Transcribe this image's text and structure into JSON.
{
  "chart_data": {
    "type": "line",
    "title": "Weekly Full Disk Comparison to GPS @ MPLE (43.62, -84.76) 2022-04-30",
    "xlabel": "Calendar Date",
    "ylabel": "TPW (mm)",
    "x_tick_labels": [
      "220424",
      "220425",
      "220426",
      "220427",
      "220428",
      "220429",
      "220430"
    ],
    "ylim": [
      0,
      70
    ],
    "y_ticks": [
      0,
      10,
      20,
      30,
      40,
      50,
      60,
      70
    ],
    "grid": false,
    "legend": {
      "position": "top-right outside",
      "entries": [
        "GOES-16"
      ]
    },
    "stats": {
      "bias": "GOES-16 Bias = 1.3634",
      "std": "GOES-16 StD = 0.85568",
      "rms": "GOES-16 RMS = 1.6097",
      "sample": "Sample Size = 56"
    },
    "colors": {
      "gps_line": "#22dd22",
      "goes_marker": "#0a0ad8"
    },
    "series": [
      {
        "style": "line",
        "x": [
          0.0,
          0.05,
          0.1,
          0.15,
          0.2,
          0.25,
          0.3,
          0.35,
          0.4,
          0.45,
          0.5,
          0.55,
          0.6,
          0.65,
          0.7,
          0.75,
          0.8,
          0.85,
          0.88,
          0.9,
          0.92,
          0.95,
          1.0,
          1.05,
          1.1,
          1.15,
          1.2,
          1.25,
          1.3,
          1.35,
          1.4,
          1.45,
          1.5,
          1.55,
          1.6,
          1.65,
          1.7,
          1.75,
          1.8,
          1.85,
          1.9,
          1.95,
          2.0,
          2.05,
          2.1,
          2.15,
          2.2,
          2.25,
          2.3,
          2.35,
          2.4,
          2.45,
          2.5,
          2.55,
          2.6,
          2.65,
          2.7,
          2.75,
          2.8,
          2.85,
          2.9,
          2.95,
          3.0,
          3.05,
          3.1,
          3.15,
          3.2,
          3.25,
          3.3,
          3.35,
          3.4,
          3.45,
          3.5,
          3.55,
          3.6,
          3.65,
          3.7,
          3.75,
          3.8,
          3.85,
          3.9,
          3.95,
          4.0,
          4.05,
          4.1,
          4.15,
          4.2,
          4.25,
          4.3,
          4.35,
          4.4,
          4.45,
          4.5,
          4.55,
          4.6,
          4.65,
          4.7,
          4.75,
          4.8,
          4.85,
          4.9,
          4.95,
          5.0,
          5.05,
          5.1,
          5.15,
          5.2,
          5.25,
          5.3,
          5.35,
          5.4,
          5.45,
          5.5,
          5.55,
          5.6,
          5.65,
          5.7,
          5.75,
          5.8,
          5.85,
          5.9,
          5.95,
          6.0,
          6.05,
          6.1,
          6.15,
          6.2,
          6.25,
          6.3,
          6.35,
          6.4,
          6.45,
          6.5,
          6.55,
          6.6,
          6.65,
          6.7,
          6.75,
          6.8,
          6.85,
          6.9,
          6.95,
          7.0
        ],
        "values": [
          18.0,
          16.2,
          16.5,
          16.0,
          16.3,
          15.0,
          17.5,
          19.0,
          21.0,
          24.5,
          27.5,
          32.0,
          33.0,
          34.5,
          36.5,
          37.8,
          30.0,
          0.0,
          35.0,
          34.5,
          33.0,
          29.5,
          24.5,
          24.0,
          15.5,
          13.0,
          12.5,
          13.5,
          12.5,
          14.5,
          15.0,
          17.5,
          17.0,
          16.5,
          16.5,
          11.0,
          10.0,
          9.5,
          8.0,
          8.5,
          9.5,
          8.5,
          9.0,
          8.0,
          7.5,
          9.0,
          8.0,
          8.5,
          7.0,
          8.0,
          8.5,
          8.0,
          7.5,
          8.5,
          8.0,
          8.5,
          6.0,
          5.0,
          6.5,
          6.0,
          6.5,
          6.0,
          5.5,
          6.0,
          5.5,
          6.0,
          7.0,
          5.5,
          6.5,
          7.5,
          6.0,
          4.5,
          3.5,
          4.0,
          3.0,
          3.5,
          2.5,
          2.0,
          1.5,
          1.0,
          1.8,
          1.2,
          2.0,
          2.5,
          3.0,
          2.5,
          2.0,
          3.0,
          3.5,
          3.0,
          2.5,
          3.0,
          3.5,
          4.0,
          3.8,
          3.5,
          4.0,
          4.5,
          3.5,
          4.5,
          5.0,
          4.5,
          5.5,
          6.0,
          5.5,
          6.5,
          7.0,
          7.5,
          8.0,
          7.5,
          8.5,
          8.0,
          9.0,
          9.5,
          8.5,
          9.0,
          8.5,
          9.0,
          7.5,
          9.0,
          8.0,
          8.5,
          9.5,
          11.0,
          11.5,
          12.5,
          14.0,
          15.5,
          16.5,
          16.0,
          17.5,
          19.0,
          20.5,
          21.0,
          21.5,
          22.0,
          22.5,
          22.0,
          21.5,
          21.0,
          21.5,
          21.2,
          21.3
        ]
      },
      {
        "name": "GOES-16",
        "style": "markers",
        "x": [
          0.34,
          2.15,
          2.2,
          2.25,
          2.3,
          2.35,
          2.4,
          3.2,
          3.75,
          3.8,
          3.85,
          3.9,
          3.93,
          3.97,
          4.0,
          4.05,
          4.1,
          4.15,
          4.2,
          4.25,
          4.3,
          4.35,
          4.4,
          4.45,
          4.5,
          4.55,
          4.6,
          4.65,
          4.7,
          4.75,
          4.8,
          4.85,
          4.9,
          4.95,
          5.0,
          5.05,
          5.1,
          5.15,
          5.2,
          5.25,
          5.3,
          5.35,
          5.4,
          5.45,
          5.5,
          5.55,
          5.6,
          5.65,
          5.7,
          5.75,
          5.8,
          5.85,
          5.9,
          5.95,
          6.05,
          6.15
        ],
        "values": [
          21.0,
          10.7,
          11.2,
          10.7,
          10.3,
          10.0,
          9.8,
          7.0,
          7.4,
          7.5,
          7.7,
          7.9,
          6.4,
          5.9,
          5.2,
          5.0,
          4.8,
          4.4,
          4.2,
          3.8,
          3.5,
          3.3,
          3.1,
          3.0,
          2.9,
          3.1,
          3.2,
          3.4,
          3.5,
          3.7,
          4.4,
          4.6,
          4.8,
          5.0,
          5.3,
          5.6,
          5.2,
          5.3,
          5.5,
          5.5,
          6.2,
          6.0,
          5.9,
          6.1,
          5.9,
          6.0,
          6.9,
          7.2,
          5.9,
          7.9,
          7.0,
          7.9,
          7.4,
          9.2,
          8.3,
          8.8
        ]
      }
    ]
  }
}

Exercise brief: Transcribe every line of the data, exactly as it stands.

Result:
Transcribe this image's text and structure into JSON.
{
  "chart_data": {
    "type": "line",
    "title": "Weekly Full Disk Comparison to GPS @ MPLE (43.62, -84.76) 2022-04-30",
    "xlabel": "Calendar Date",
    "ylabel": "TPW (mm)",
    "x_tick_labels": [
      "220424",
      "220425",
      "220426",
      "220427",
      "220428",
      "220429",
      "220430"
    ],
    "ylim": [
      0,
      70
    ],
    "y_ticks": [
      0,
      10,
      20,
      30,
      40,
      50,
      60,
      70
    ],
    "grid": false,
    "legend": {
      "position": "top-right outside",
      "entries": [
        "GOES-16"
      ]
    },
    "stats": {
      "bias": "GOES-16 Bias = 1.3634",
      "std": "GOES-16 StD = 0.85568",
      "rms": "GOES-16 RMS = 1.6097",
      "sample": "Sample Size = 56"
    },
    "colors": {
      "gps_line": "#22dd22",
      "goes_marker": "#0a0ad8"
    },
    "series": [
      {
        "style": "line",
        "x": [
          0.0,
          0.05,
          0.1,
          0.15,
          0.2,
          0.25,
          0.3,
          0.35,
          0.4,
          0.45,
          0.5,
          0.55,
          0.6,
          0.65,
          0.7,
          0.75,
          0.8,
          0.85,
          0.88,
          0.9,
          0.92,
          0.95,
          1.0,
          1.05,
          1.1,
          1.15,
          1.2,
          1.25,
          1.3,
          1.35,
          1.4,
          1.45,
          1.5,
          1.55,
          1.6,
          1.65,
          1.7,
          1.75,
          1.8,
          1.85,
          1.9,
          1.95,
          2.0,
          2.05,
          2.1,
          2.15,
          2.2,
          2.25,
          2.3,
          2.35,
          2.4,
          2.45,
          2.5,
          2.55,
          2.6,
          2.65,
          2.7,
          2.75,
          2.8,
          2.85,
          2.9,
          2.95,
          3.0,
          3.05,
          3.1,
          3.15,
          3.2,
          3.25,
          3.3,
          3.35,
          3.4,
          3.45,
          3.5,
          3.55,
          3.6,
          3.65,
          3.7,
          3.75,
          3.8,
          3.85,
          3.9,
          3.95,
          4.0,
          4.05,
          4.1,
          4.15,
          4.2,
          4.25,
          4.3,
          4.35,
          4.4,
          4.45,
          4.5,
          4.55,
          4.6,
          4.65,
          4.7,
          4.75,
          4.8,
          4.85,
          4.9,
          4.95,
          5.0,
          5.05,
          5.1,
          5.15,
          5.2,
          5.25,
          5.3,
          5.35,
          5.4,
          5.45,
          5.5,
          5.55,
          5.6,
          5.65,
          5.7,
          5.75,
          5.8,
          5.85,
          5.9,
          5.95,
          6.0,
          6.05,
          6.1,
          6.15,
          6.2,
          6.25,
          6.3,
          6.35,
          6.4,
          6.45,
          6.5,
          6.55,
          6.6,
          6.65,
          6.7,
          6.75,
          6.8,
          6.85,
          6.9,
          6.95,
          7.0
        ],
        "values": [
          18.0,
          16.2,
          16.5,
          16.0,
          16.3,
          15.0,
          17.5,
          19.0,
          21.0,
          24.5,
          27.5,
          32.0,
          33.0,
          34.5,
          36.5,
          37.8,
          30.0,
          0.0,
          35.0,
          34.5,
          33.0,
          29.5,
          24.5,
          24.0,
          15.5,
          13.0,
          12.5,
          13.5,
          12.5,
          14.5,
          15.0,
          17.5,
          17.0,
          16.5,
          16.5,
          11.0,
          10.0,
          9.5,
          8.0,
          8.5,
          9.5,
          8.5,
          9.0,
          8.0,
          7.5,
          9.0,
          8.0,
          8.5,
          7.0,
          8.0,
          8.5,
          8.0,
          7.5,
          8.5,
          8.0,
          8.5,
          6.0,
          5.0,
          6.5,
          6.0,
          6.5,
          6.0,
          5.5,
          6.0,
          5.5,
          6.0,
          7.0,
          5.5,
          6.5,
          7.5,
          6.0,
          4.5,
          3.5,
          4.0,
          3.0,
          3.5,
          2.5,
          2.0,
          1.5,
          1.0,
          1.8,
          1.2,
          2.0,
          2.5,
          3.0,
          2.5,
          2.0,
          3.0,
          3.5,
          3.0,
          2.5,
          3.0,
          3.5,
          4.0,
          3.8,
          3.5,
          4.0,
          4.5,
          3.5,
          4.5,
          5.0,
          4.5,
          5.5,
          6.0,
          5.5,
          6.5,
          7.0,
          7.5,
          8.0,
          7.5,
          8.5,
          8.0,
          9.0,
          9.5,
          8.5,
          9.0,
          8.5,
          9.0,
          7.5,
          9.0,
          8.0,
          8.5,
          9.5,
          11.0,
          11.5,
          12.5,
          14.0,
          15.5,
          16.5,
          16.0,
          17.5,
          19.0,
          20.5,
          21.0,
          21.5,
          22.0,
          22.5,
          22.0,
          21.5,
          21.0,
          21.5,
          21.2,
          21.3
        ]
      },
      {
        "name": "GOES-16",
        "style": "markers",
        "x": [
          0.34,
          2.15,
          2.2,
          2.25,
          2.3,
          2.35,
          2.4,
          3.2,
          3.75,
          3.8,
          3.85,
          3.9,
          3.93,
          3.97,
          4.0,
          4.05,
          4.1,
          4.15,
          4.2,
          4.25,
          4.3,
          4.35,
          4.4,
          4.45,
          4.5,
          4.55,
          4.6,
          4.65,
          4.7,
          4.75,
          4.8,
          4.85,
          4.9,
          4.95,
          5.0,
          5.05,
          5.1,
          5.15,
          5.2,
          5.25,
          5.3,
          5.35,
          5.4,
          5.45,
          5.5,
          5.55,
          5.6,
          5.65,
          5.7,
          5.75,
          5.8,
          5.85,
          5.9,
          5.95,
          6.05,
          6.15
        ],
        "values": [
          21.0,
          10.7,
          11.2,
          10.7,
          10.3,
          10.0,
          9.8,
          7.0,
          7.4,
          7.5,
          7.7,
          7.9,
          6.4,
          5.9,
          5.2,
          5.0,
          4.8,
          4.4,
          4.2,
          3.8,
          3.5,
          3.3,
          3.1,
          3.0,
          2.9,
          3.1,
          3.2,
          3.4,
          3.5,
          3.7,
          4.4,
          4.6,
          4.8,
          5.0,
          5.3,
          5.6,
          5.2,
          5.3,
          5.5,
          5.5,
          6.2,
          6.0,
          5.9,
          6.1,
          5.9,
          6.0,
          6.9,
          7.2,
          5.9,
          7.9,
          7.0,
          7.9,
          7.4,
          9.2,
          8.3,
          8.8
        ]
      }
    ]
  }
}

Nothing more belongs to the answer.